╭─ Supplied material
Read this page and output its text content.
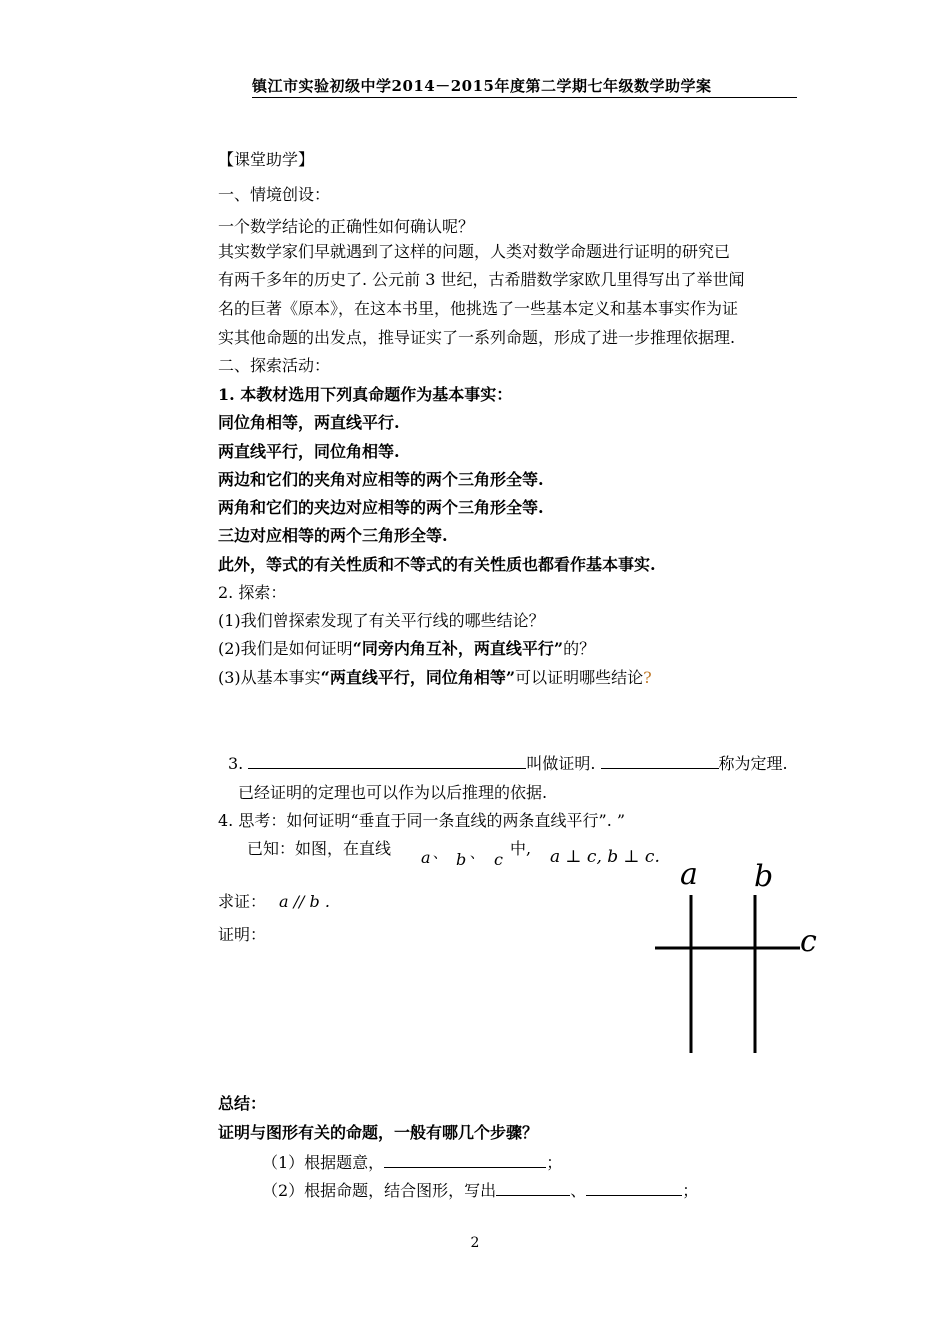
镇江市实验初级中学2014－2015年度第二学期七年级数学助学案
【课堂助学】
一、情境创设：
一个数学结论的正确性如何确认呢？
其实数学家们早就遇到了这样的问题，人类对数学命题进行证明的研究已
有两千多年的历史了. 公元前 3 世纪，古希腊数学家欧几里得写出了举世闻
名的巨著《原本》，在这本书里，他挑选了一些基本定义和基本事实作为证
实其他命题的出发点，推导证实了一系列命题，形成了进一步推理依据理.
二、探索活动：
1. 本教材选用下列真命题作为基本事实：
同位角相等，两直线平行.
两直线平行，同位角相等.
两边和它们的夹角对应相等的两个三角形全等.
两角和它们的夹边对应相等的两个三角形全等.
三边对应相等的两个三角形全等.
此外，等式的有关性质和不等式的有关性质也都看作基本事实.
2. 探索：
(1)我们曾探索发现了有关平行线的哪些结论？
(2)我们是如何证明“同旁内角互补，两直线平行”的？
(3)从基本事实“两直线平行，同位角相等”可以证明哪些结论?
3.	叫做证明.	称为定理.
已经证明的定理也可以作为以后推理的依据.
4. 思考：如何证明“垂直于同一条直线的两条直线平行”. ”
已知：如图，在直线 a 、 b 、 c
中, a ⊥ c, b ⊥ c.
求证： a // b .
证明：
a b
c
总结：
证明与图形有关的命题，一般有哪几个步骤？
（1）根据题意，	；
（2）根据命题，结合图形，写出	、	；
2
╰─
╭─ Supplied material
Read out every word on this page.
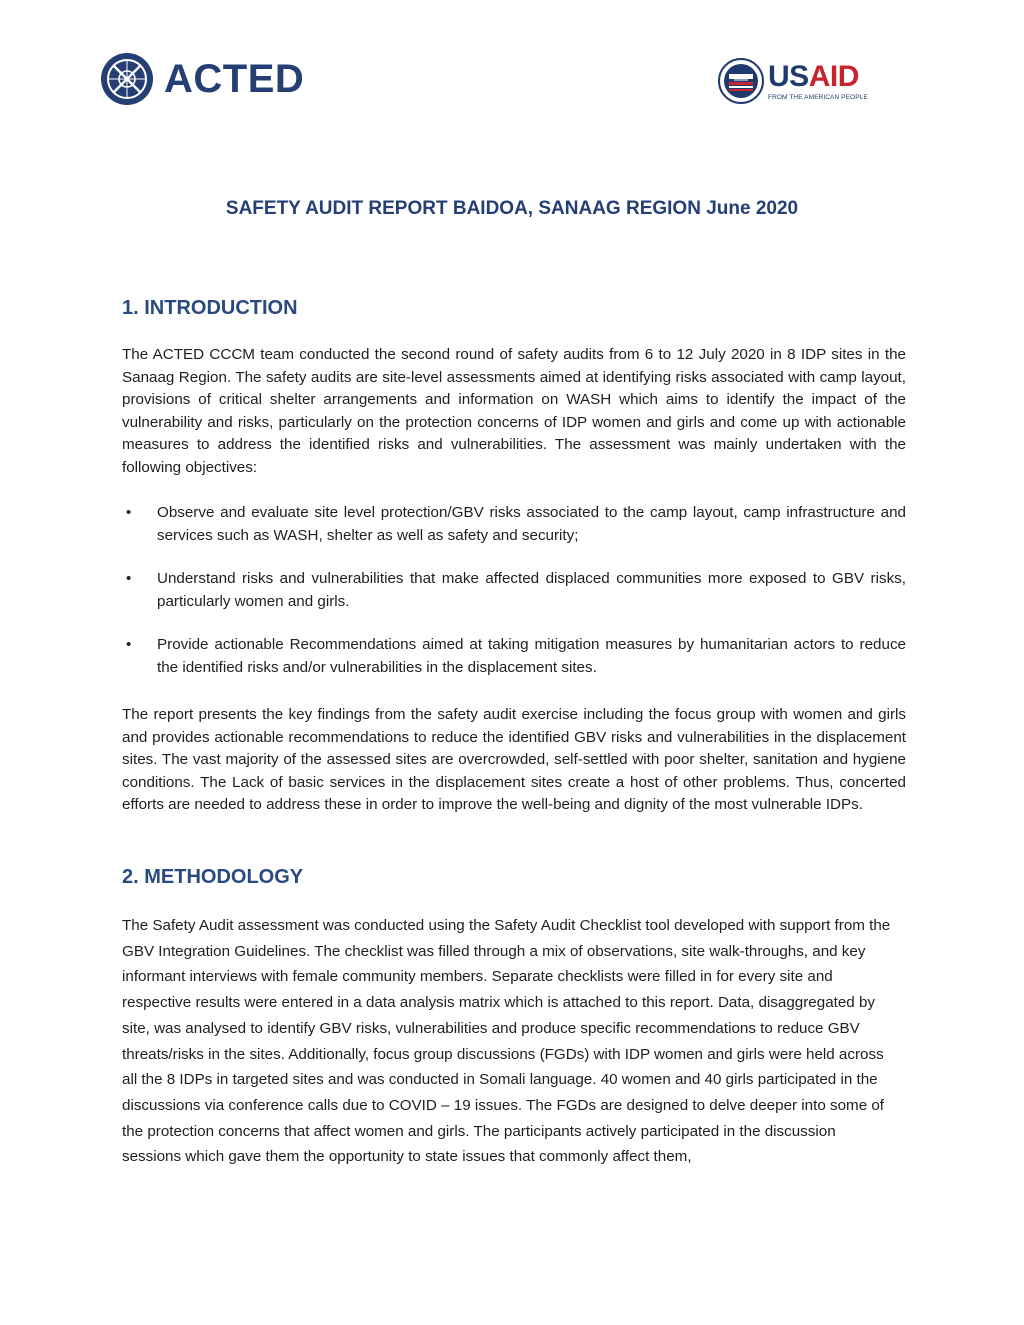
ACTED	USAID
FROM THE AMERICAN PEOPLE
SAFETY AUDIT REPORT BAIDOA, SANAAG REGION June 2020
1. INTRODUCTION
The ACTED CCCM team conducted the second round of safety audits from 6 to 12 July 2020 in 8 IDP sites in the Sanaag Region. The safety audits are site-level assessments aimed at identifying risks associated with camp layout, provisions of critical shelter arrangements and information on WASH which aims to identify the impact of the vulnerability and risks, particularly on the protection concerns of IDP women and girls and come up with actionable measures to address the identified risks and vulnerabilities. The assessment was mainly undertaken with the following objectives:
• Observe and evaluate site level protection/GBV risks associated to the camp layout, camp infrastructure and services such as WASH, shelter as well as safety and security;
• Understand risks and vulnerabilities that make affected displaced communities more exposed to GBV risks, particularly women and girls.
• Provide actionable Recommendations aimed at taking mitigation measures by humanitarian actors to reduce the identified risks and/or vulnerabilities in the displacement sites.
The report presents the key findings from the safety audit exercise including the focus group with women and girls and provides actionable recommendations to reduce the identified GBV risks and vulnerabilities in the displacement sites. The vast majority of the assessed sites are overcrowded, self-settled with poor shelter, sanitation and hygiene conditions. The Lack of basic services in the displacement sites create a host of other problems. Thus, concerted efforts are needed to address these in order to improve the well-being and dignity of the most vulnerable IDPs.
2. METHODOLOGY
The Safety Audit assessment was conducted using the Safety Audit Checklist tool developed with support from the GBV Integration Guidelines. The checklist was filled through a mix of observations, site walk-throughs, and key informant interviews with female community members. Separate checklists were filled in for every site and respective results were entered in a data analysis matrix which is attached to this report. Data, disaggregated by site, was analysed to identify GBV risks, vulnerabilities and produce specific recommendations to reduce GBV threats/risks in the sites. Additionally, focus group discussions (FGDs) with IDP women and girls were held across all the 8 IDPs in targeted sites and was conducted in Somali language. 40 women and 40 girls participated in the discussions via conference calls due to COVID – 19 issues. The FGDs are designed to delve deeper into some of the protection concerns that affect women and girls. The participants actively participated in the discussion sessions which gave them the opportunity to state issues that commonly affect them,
╰─
## Exercise
Show every line from the listing above in which the string "两直线平行" appears.

## Reply
同位角相等，两直线平行.
两直线平行，同位角相等.
(2)我们是如何证明“同旁内角互补，两直线平行”的？
(3)从基本事实“两直线平行，同位角相等”可以证明哪些结论?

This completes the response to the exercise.